GOAL: Gather all lines in the data that hold the string "this".

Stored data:
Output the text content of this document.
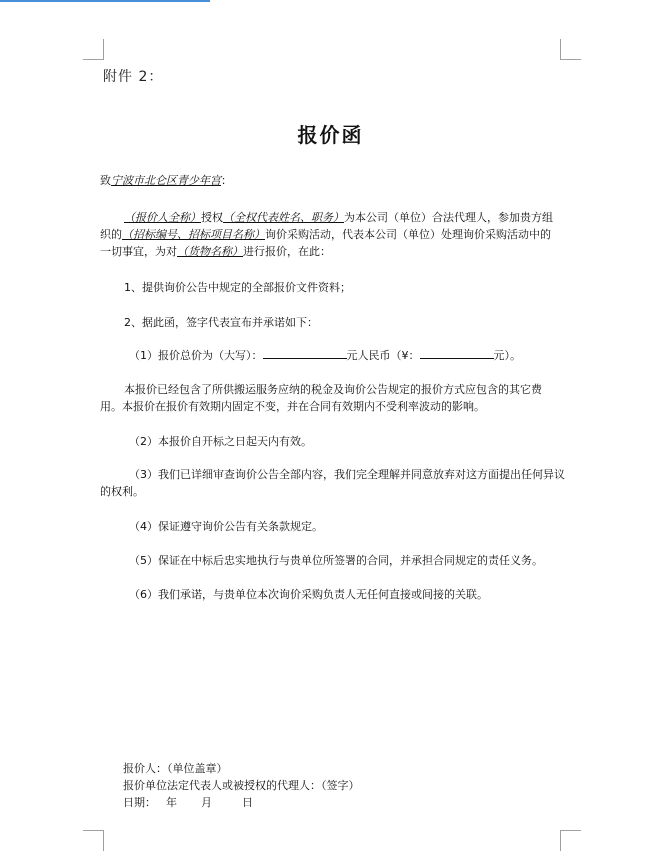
附件 2：
报价函
致宁波市北仑区青少年宫：
（报价人全称）授权（全权代表姓名、职务）为本公司（单位）合法代理人，参加贵方组
织的（招标编号、招标项目名称）询价采购活动，代表本公司（单位）处理询价采购活动中的
一切事宜，为对（货物名称）进行报价，在此：
1、提供询价公告中规定的全部报价文件资料；
2、据此函，签字代表宣布并承诺如下：
（1）报价总价为（大写）：	元人民币（¥：	元）。
本报价已经包含了所供搬运服务应纳的税金及询价公告规定的报价方式应包含的其它费
用。本报价在报价有效期内固定不变，并在合同有效期内不受利率波动的影响。
（2）本报价自开标之日起天内有效。
（3）我们已详细审查询价公告全部内容，我们完全理解并同意放弃对这方面提出任何异议
的权利。
（4）保证遵守询价公告有关条款规定。
（5）保证在中标后忠实地执行与贵单位所签署的合同，并承担合同规定的责任义务。
（6）我们承诺，与贵单位本次询价采购负责人无任何直接或间接的关联。
报价人：（单位盖章）
报价单位法定代表人或被授权的代理人：（签字）
日期： 年 月	日
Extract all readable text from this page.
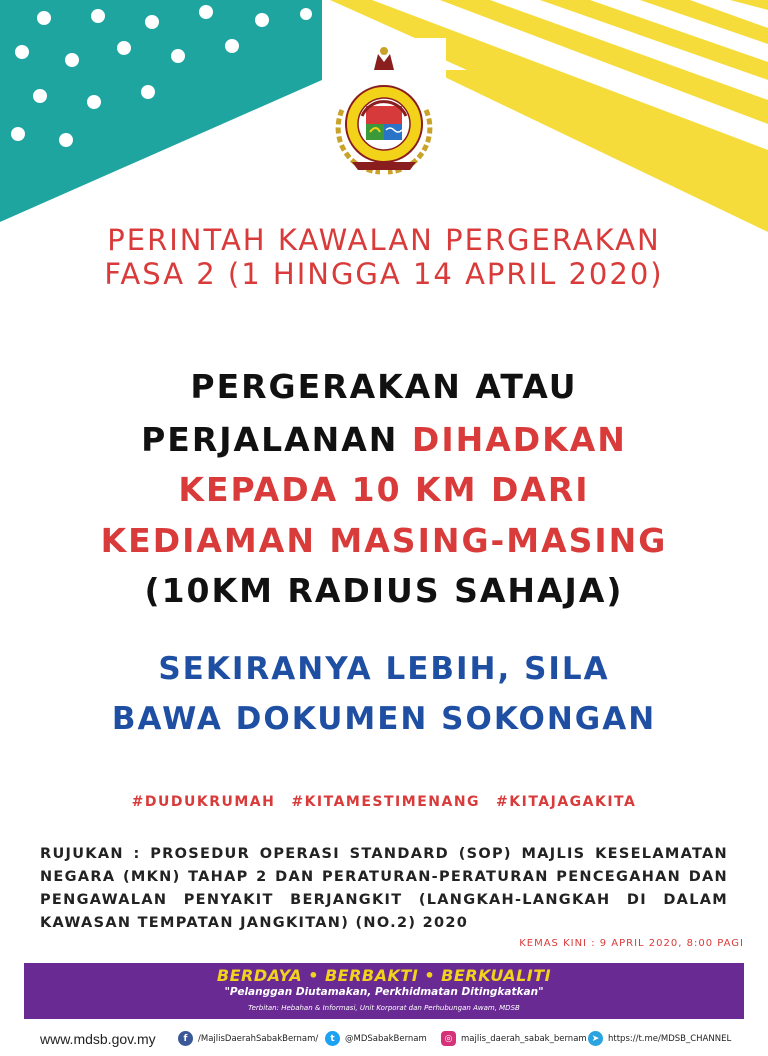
PERINTAH KAWALAN PERGERAKAN
FASA 2 (1 HINGGA 14 APRIL 2020)
PERGERAKAN ATAU
PERJALANAN DIHADKAN
KEPADA 10 KM DARI
KEDIAMAN MASING-MASING
(10KM RADIUS SAHAJA)
SEKIRANYA LEBIH, SILA
BAWA DOKUMEN SOKONGAN
#DUDUKRUMAH #KITAMESTIMENANG #KITAJAGAKITA
RUJUKAN : PROSEDUR OPERASI STANDARD (SOP) MAJLIS KESELAMATAN NEGARA (MKN) TAHAP 2 DAN PERATURAN-PERATURAN PENCEGAHAN DAN PENGAWALAN PENYAKIT BERJANGKIT (LANGKAH-LANGKAH DI DALAM KAWASAN TEMPATAN JANGKITAN) (NO.2) 2020
KEMAS KINI : 9 APRIL 2020, 8:00 PAGI
BERDAYA • BERBAKTI • BERKUALITI
"Pelanggan Diutamakan, Perkhidmatan Ditingkatkan"
Terbitan: Hebahan & Informasi, Unit Korporat dan Perhubungan Awam, MDSB
www.mdsb.gov.my	f	/MajlisDaerahSabakBernam/	t	@MDSabakBernam	◎	majlis_daerah_sabak_bernam ➤	https://t.me/MDSB_CHANNEL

EXERCISE SOLUTION:
Output the text content of this document.
Extract all readable text from this page.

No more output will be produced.